# Start of Extracted data

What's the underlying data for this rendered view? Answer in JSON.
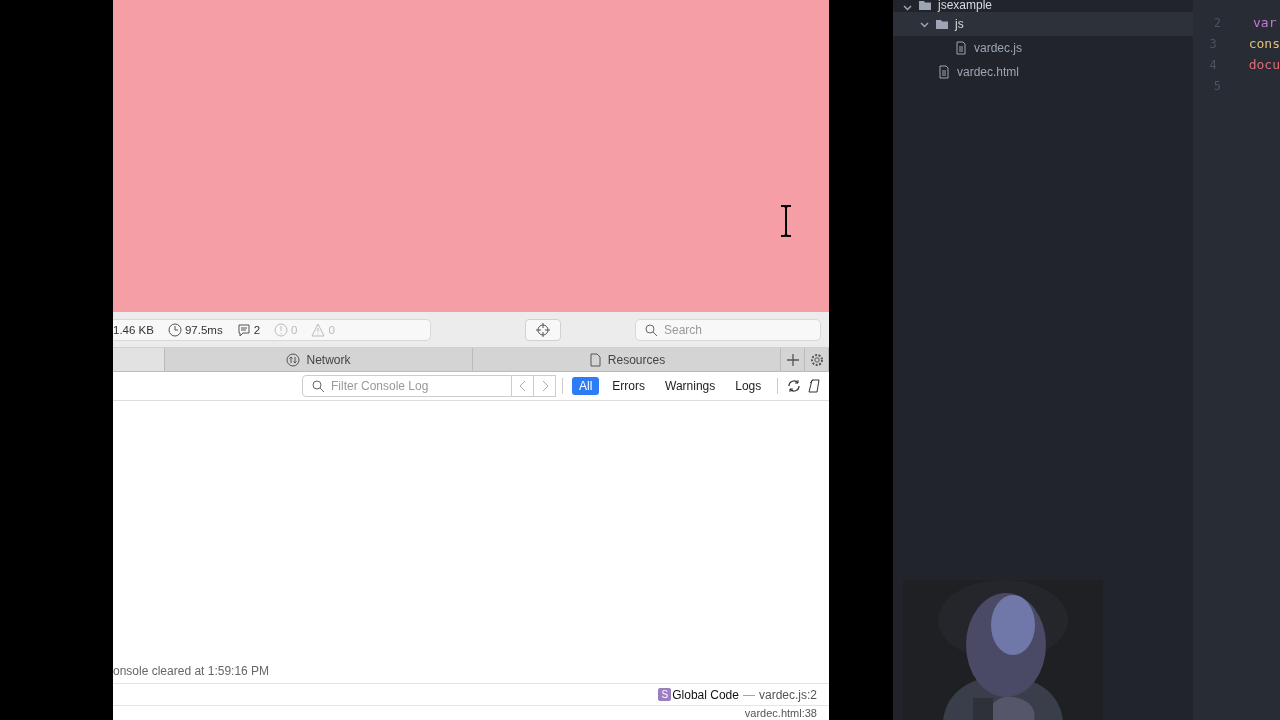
{
  "browser": {
    "toolbar": {
      "size": "1.46 KB",
      "time": "97.5ms",
      "messages": "2",
      "errors": "0",
      "warnings": "0",
      "search": {
        "placeholder": "Search"
      }
    },
    "tabs": [
      {
        "selected": true
      },
      {
        "label": "Network",
        "selected": false
      },
      {
        "label": "Resources",
        "selected": false
      }
    ],
    "console": {
      "filter": {
        "placeholder": "Filter Console Log"
      },
      "levels": [
        {
          "label": "All",
          "selected": true
        },
        {
          "label": "Errors",
          "selected": false
        },
        {
          "label": "Warnings",
          "selected": false
        },
        {
          "label": "Logs",
          "selected": false
        }
      ],
      "cleared": "onsole cleared at 1:59:16 PM",
      "trace": [
        {
          "badge": "S",
          "name": "Global Code",
          "dash": "—",
          "location": "vardec.js:2"
        },
        {
          "location": "vardec.html:38"
        }
      ]
    }
  },
  "editor": {
    "tree": [
      {
        "name": "jsexample",
        "kind": "folder",
        "expanded": true,
        "selected": false,
        "children": [
          {
            "name": "js",
            "kind": "folder",
            "expanded": true,
            "selected": true,
            "children": [
              {
                "name": "vardec.js",
                "kind": "file",
                "selected": false
              }
            ]
          },
          {
            "name": "vardec.html",
            "kind": "file",
            "selected": false
          }
        ]
      }
    ],
    "lines": [
      {
        "number": "2",
        "code": "var",
        "color": "#c678dd"
      },
      {
        "number": "3",
        "code": "cons",
        "color": "#e5c07b"
      },
      {
        "number": "4",
        "code": "docu",
        "color": "#e06c75"
      },
      {
        "number": "5"
      }
    ]
  }
}
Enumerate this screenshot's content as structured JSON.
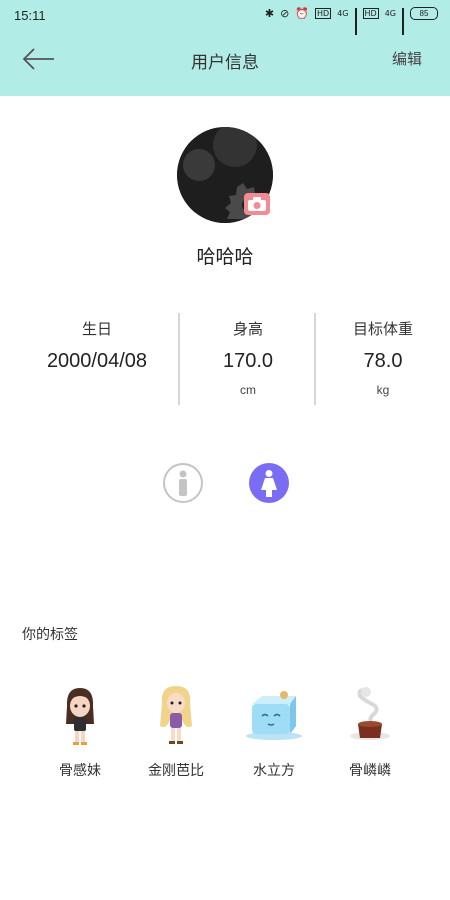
{
  "status_bar": {
    "time": "15:11",
    "network_1": "4G",
    "network_2": "4G",
    "battery": "85"
  },
  "nav": {
    "title": "用户信息",
    "edit_label": "编辑"
  },
  "profile": {
    "name": "哈哈哈"
  },
  "stats": [
    {
      "label": "生日",
      "value": "2000/04/08",
      "unit": ""
    },
    {
      "label": "身高",
      "value": "170.0",
      "unit": "cm"
    },
    {
      "label": "目标体重",
      "value": "78.0",
      "unit": "kg"
    }
  ],
  "gender": {
    "selected": "female",
    "accent": "#7b6cf6"
  },
  "tags": {
    "title": "你的标签",
    "items": [
      {
        "label": "骨感妹",
        "icon": "skinny-girl-icon"
      },
      {
        "label": "金刚芭比",
        "icon": "muscular-barbie-icon"
      },
      {
        "label": "水立方",
        "icon": "ice-cube-icon"
      },
      {
        "label": "骨嶙嶙",
        "icon": "bony-figure-icon"
      }
    ]
  },
  "colors": {
    "header_bg": "#b2ece6",
    "camera_badge": "#f28b93"
  }
}
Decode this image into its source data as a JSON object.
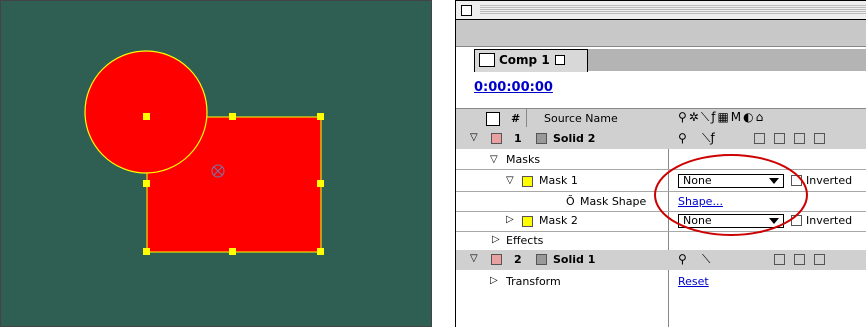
{
  "viewer": {
    "background": "#2f5f52",
    "circle_color": "#ff0000",
    "rect_color": "#ff0000",
    "mask_color": "#ffff00"
  },
  "timeline": {
    "tab_label": "Comp 1",
    "timecode": "0:00:00:00",
    "header": {
      "hash": "#",
      "source_name": "Source Name"
    },
    "layers": [
      {
        "number": "1",
        "name": "Solid 2",
        "label_color": "#e8a0a0"
      },
      {
        "number": "2",
        "name": "Solid 1",
        "label_color": "#e8a0a0"
      }
    ],
    "masks_label": "Masks",
    "mask1": {
      "name": "Mask 1",
      "mode": "None",
      "inverted": "Inverted",
      "color": "#ffff00"
    },
    "mask_shape": {
      "label": "Mask Shape",
      "value": "Shape..."
    },
    "mask2": {
      "name": "Mask 2",
      "mode": "None",
      "inverted": "Inverted",
      "color": "#ffff00"
    },
    "effects_label": "Effects",
    "transform": {
      "label": "Transform",
      "value": "Reset"
    },
    "highlight_color": "#cc0000"
  }
}
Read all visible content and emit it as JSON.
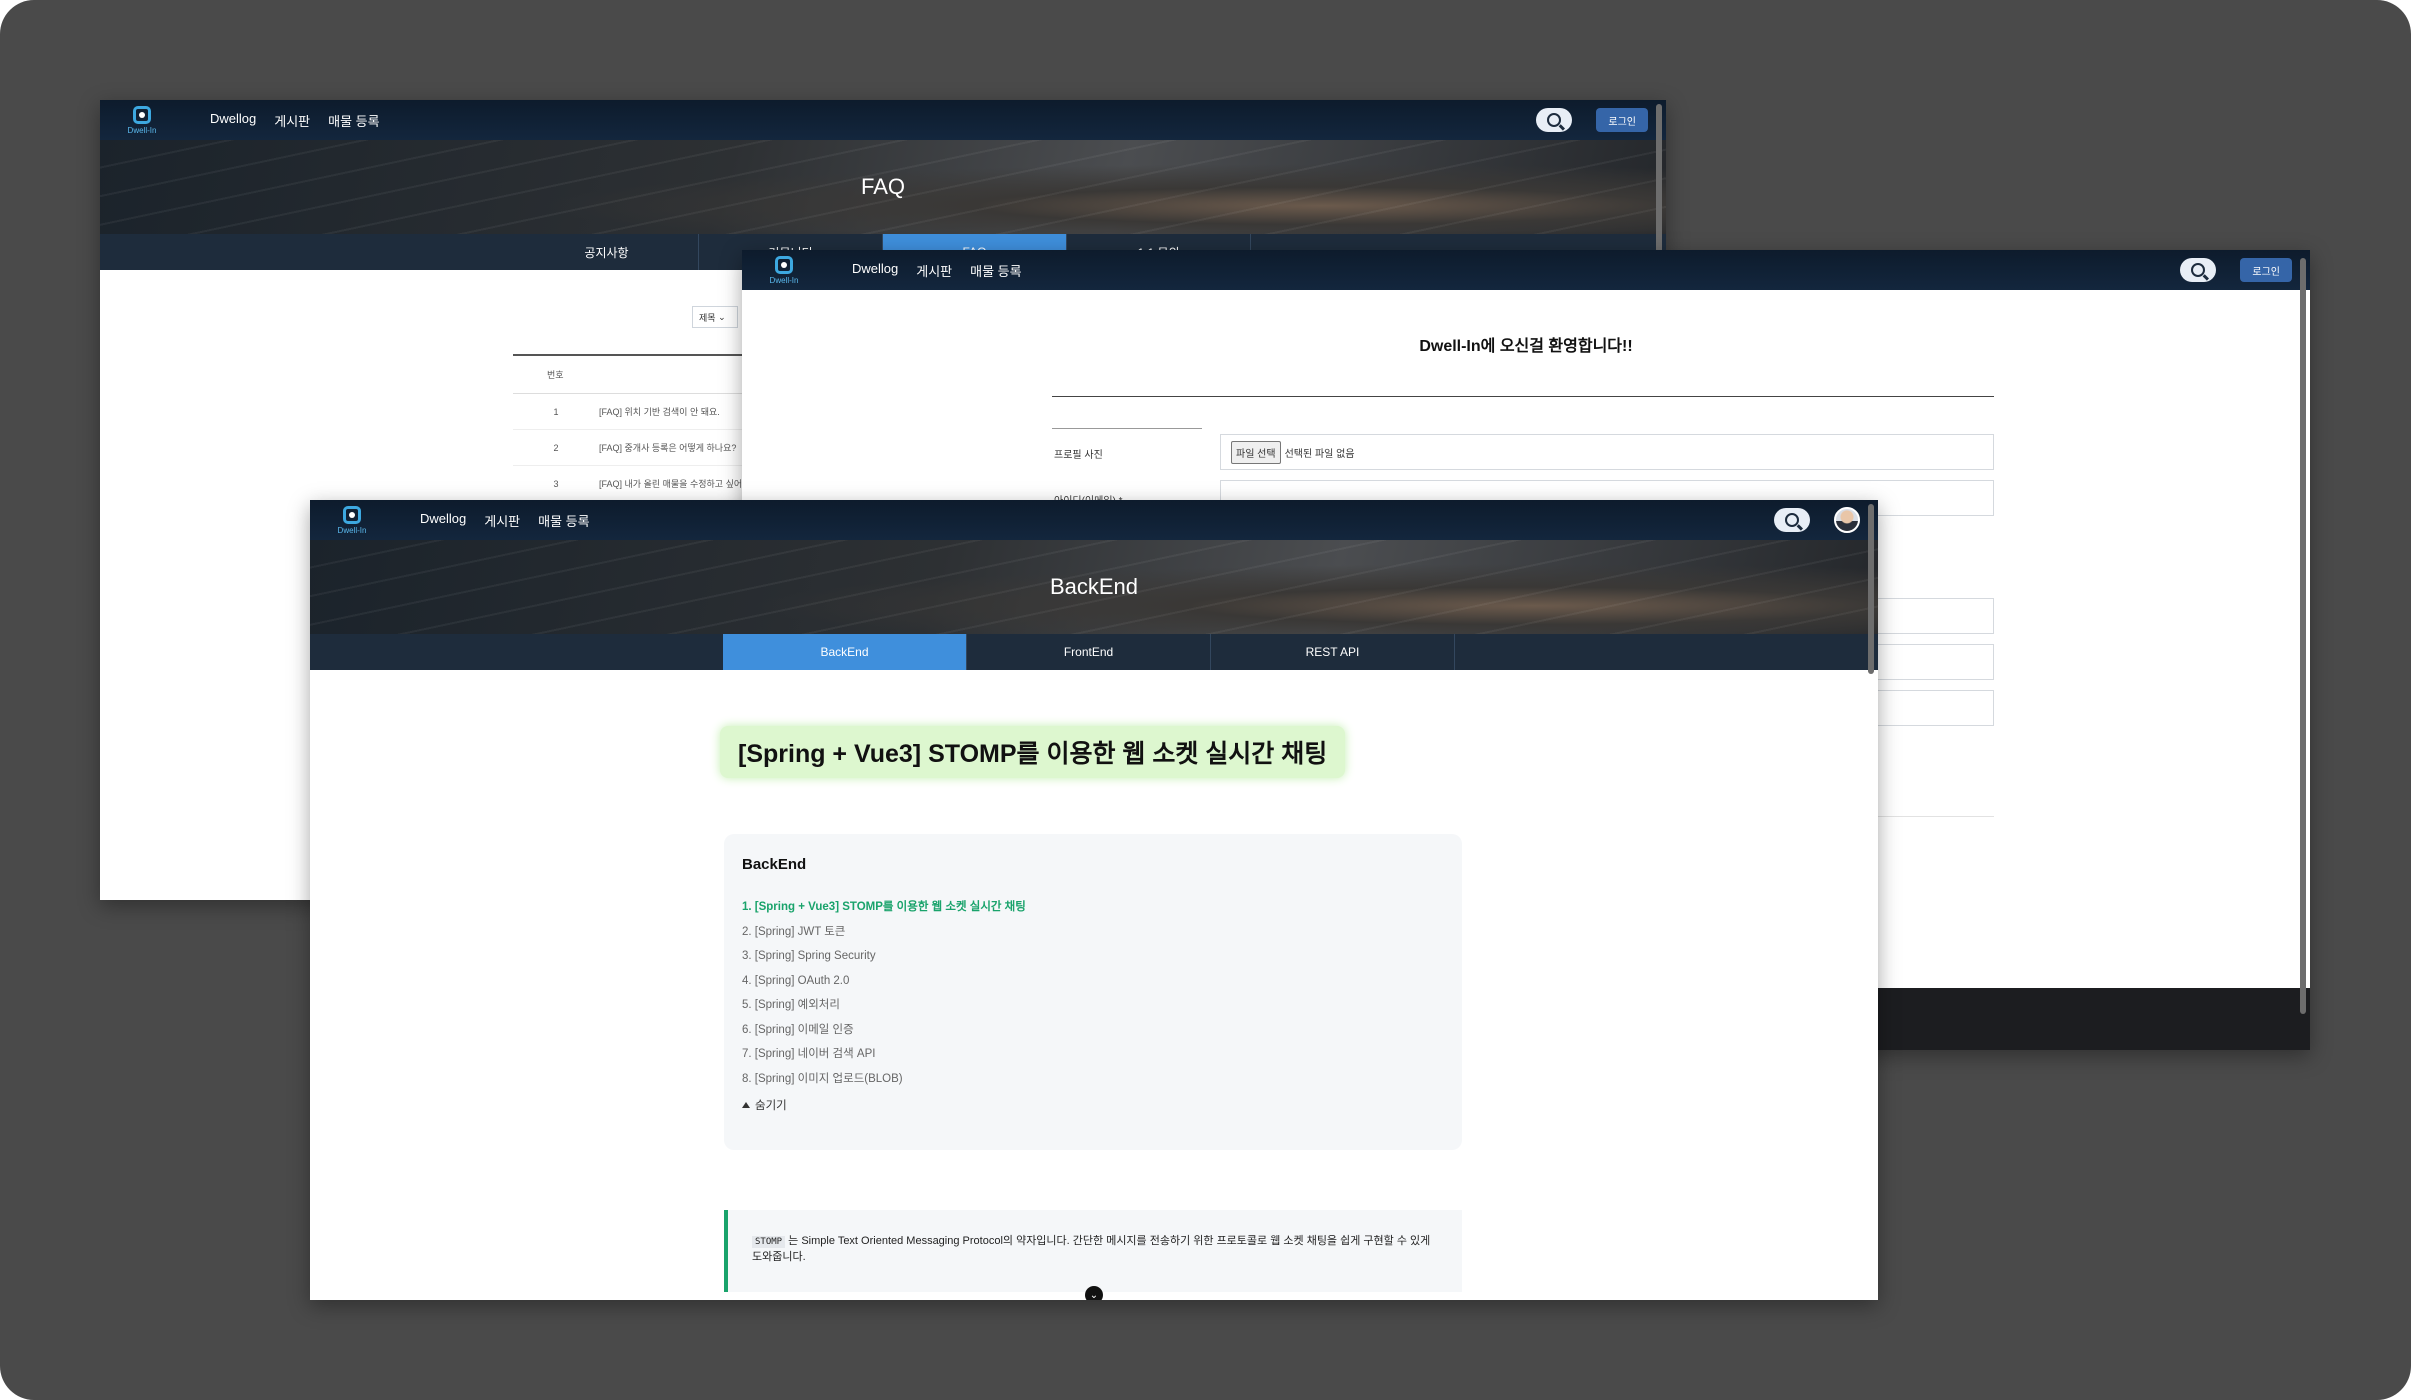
{
  "nav": {
    "logo_text": "Dwell-In",
    "menu": [
      "Dwellog",
      "게시판",
      "매물 등록"
    ],
    "login_label": "로그인"
  },
  "faq_window": {
    "hero_title": "FAQ",
    "tabs": [
      "공지사항",
      "커뮤니티",
      "FAQ",
      "1:1 문의"
    ],
    "active_tab": "FAQ",
    "select_value": "제목",
    "table_header": "번호",
    "rows": [
      {
        "num": "1",
        "title": "[FAQ] 위치 기반 검색이 안 돼요."
      },
      {
        "num": "2",
        "title": "[FAQ] 중개사 등록은 어떻게 하나요?"
      },
      {
        "num": "3",
        "title": "[FAQ] 내가 올린 매물을 수정하고 싶어요."
      }
    ]
  },
  "signup_window": {
    "welcome": "Dwell-In에 오신걸 환영합니다!!",
    "profile_label": "프로필 사진",
    "file_button": "파일 선택",
    "file_status": "선택된 파일 없음",
    "id_label": "아이디(이메일) *"
  },
  "article_window": {
    "hero_title": "BackEnd",
    "tabs": [
      "BackEnd",
      "FrontEnd",
      "REST API"
    ],
    "active_tab": "BackEnd",
    "post_title": "[Spring + Vue3] STOMP를 이용한 웹 소켓 실시간 채팅",
    "series": {
      "heading": "BackEnd",
      "items": [
        "1. [Spring + Vue3] STOMP를 이용한 웹 소켓 실시간 채팅",
        "2. [Spring] JWT 토큰",
        "3. [Spring] Spring Security",
        "4. [Spring] OAuth 2.0",
        "5. [Spring] 예외처리",
        "6. [Spring] 이메일 인증",
        "7. [Spring] 네이버 검색 API",
        "8. [Spring] 이미지 업로드(BLOB)"
      ],
      "current_index": 0,
      "hide_label": "숨기기"
    },
    "quote": {
      "code": "STOMP",
      "text": "는 Simple Text Oriented Messaging Protocol의 약자입니다. 간단한 메시지를 전송하기 위한 프로토콜로 웹 소켓 채팅을 쉽게 구현할 수 있게 도와줍니다."
    }
  },
  "colors": {
    "nav_bg": "#13263d",
    "active_tab": "#3f8fdc",
    "accent_green": "#19a36b",
    "title_highlight": "#ddf7cf",
    "login_btn": "#3565a8"
  }
}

# End of Extracted data

Check each line above for the word "this", and copy the lines where it appears.

What's the underlying data for this rendered view? Answer in JSON.
Enumerate this screenshot's content as structured JSON.
Decode this image into its source data as a JSON object.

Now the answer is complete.